— Start MATERIAL FOR THE TASK —

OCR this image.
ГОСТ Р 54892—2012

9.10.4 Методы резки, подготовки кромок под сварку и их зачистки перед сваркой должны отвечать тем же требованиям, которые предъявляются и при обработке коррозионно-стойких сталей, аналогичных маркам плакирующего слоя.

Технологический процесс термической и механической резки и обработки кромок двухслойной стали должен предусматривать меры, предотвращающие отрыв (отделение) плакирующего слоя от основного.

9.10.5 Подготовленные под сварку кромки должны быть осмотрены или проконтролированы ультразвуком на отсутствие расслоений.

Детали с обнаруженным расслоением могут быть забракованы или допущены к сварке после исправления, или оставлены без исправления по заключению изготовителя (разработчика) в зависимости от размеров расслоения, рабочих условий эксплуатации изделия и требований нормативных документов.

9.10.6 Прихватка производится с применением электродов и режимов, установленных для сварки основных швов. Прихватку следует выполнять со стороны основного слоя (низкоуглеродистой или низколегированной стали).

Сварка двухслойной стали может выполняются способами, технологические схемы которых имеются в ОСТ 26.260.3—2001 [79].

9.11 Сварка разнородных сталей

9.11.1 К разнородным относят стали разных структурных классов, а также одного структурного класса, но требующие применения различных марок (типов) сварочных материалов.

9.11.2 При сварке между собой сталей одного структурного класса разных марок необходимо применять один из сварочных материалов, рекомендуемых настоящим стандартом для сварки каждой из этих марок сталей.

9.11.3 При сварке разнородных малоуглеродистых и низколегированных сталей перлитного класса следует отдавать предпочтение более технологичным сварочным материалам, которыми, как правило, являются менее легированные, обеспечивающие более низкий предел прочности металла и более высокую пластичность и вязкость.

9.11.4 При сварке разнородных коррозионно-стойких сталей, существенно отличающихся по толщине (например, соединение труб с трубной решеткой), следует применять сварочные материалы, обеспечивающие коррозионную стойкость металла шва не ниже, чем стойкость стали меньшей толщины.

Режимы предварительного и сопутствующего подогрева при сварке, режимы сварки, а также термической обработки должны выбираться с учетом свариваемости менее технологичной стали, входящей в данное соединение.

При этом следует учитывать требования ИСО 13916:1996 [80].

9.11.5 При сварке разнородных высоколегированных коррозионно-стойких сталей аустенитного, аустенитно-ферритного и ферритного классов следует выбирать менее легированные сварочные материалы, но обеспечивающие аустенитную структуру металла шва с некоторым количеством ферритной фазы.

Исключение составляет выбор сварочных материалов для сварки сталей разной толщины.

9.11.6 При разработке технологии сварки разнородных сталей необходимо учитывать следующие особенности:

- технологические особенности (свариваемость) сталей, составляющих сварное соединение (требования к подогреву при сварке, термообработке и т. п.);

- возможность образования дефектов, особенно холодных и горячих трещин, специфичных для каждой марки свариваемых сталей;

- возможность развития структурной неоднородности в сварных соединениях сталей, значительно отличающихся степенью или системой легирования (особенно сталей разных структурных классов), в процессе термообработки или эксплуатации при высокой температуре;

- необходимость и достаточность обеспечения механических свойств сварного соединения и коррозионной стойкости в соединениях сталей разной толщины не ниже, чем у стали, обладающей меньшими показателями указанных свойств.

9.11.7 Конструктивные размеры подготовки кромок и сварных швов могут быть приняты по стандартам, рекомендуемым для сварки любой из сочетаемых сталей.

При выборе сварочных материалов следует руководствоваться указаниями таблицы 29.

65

— End MATERIAL FOR THE TASK —

• _INSTRUCTION_:
Write out every entry exactly as given.

• _OUTPUT FOR THIS EXERCISE_:
OCR this image.
ГОСТ Р 54892—2012

9.10.4 Методы резки, подготовки кромок под сварку и их зачистки перед сваркой должны отвечать тем же требованиям, которые предъявляются и при обработке коррозионно-стойких сталей, аналогичных маркам плакирующего слоя.

Технологический процесс термической и механической резки и обработки кромок двухслойной стали должен предусматривать меры, предотвращающие отрыв (отделение) плакирующего слоя от основного.

9.10.5 Подготовленные под сварку кромки должны быть осмотрены или проконтролированы ультразвуком на отсутствие расслоений.

Детали с обнаруженным расслоением могут быть забракованы или допущены к сварке после исправления, или оставлены без исправления по заключению изготовителя (разработчика) в зависимости от размеров расслоения, рабочих условий эксплуатации изделия и требований нормативных документов.

9.10.6 Прихватка производится с применением электродов и режимов, установленных для сварки основных швов. Прихватку следует выполнять со стороны основного слоя (низкоуглеродистой или низколегированной стали).

Сварка двухслойной стали может выполняются способами, технологические схемы которых имеются в ОСТ 26.260.3—2001 [79].

9.11 Сварка разнородных сталей

9.11.1 К разнородным относят стали разных структурных классов, а также одного структурного класса, но требующие применения различных марок (типов) сварочных материалов.

9.11.2 При сварке между собой сталей одного структурного класса разных марок необходимо применять один из сварочных материалов, рекомендуемых настоящим стандартом для сварки каждой из этих марок сталей.

9.11.3 При сварке разнородных малоуглеродистых и низколегированных сталей перлитного класса следует отдавать предпочтение более технологичным сварочным материалам, которыми, как правило, являются менее легированные, обеспечивающие более низкий предел прочности металла и более высокую пластичность и вязкость.

9.11.4 При сварке разнородных коррозионно-стойких сталей, существенно отличающихся по толщине (например, соединение труб с трубной решеткой), следует применять сварочные материалы, обеспечивающие коррозионную стойкость металла шва не ниже, чем стойкость стали меньшей толщины.

Режимы предварительного и сопутствующего подогрева при сварке, режимы сварки, а также термической обработки должны выбираться с учетом свариваемости менее технологичной стали, входящей в данное соединение.

При этом следует учитывать требования ИСО 13916:1996 [80].

9.11.5 При сварке разнородных высоколегированных коррозионно-стойких сталей аустенитного, аустенитно-ферритного и ферритного классов следует выбирать менее легированные сварочные материалы, но обеспечивающие аустенитную структуру металла шва с некоторым количеством ферритной фазы.

Исключение составляет выбор сварочных материалов для сварки сталей разной толщины.

9.11.6 При разработке технологии сварки разнородных сталей необходимо учитывать следующие особенности:

- технологические особенности (свариваемость) сталей, составляющих сварное соединение (требования к подогреву при сварке, термообработке и т. п.);

- возможность образования дефектов, особенно холодных и горячих трещин, специфичных для каждой марки свариваемых сталей;

- возможность развития структурной неоднородности в сварных соединениях сталей, значительно отличающихся степенью или системой легирования (особенно сталей разных структурных классов), в процессе термообработки или эксплуатации при высокой температуре;

- необходимость и достаточность обеспечения механических свойств сварного соединения и коррозионной стойкости в соединениях сталей разной толщины не ниже, чем у стали, обладающей меньшими показателями указанных свойств.

9.11.7 Конструктивные размеры подготовки кромок и сварных швов могут быть приняты по стандартам, рекомендуемым для сварки любой из сочетаемых сталей.

При выборе сварочных материалов следует руководствоваться указаниями таблицы 29.

65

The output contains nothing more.